Data supplied:
################

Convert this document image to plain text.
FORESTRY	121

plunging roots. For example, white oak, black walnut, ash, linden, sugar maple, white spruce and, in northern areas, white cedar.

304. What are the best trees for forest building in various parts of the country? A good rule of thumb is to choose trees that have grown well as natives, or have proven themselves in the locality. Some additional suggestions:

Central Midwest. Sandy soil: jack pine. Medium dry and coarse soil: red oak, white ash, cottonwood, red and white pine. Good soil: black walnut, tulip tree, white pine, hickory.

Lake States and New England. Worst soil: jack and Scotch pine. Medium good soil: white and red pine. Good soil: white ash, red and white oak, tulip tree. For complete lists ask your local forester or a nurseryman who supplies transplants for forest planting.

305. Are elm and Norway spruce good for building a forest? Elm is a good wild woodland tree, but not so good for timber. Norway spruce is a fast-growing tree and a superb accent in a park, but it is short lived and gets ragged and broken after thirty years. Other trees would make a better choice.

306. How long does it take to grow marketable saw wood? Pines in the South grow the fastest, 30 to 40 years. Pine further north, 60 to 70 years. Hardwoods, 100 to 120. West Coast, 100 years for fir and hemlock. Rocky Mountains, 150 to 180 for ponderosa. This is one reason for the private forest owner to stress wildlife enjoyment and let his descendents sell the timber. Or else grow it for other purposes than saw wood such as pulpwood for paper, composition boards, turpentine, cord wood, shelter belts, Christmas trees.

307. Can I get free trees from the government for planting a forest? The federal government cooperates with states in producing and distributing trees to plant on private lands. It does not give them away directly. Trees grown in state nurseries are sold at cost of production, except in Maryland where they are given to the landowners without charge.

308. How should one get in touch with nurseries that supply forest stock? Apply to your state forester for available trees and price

################

Requirements: Determine how many lines in the records contain "jack", and reply with the number only.

Response for this exercise: 2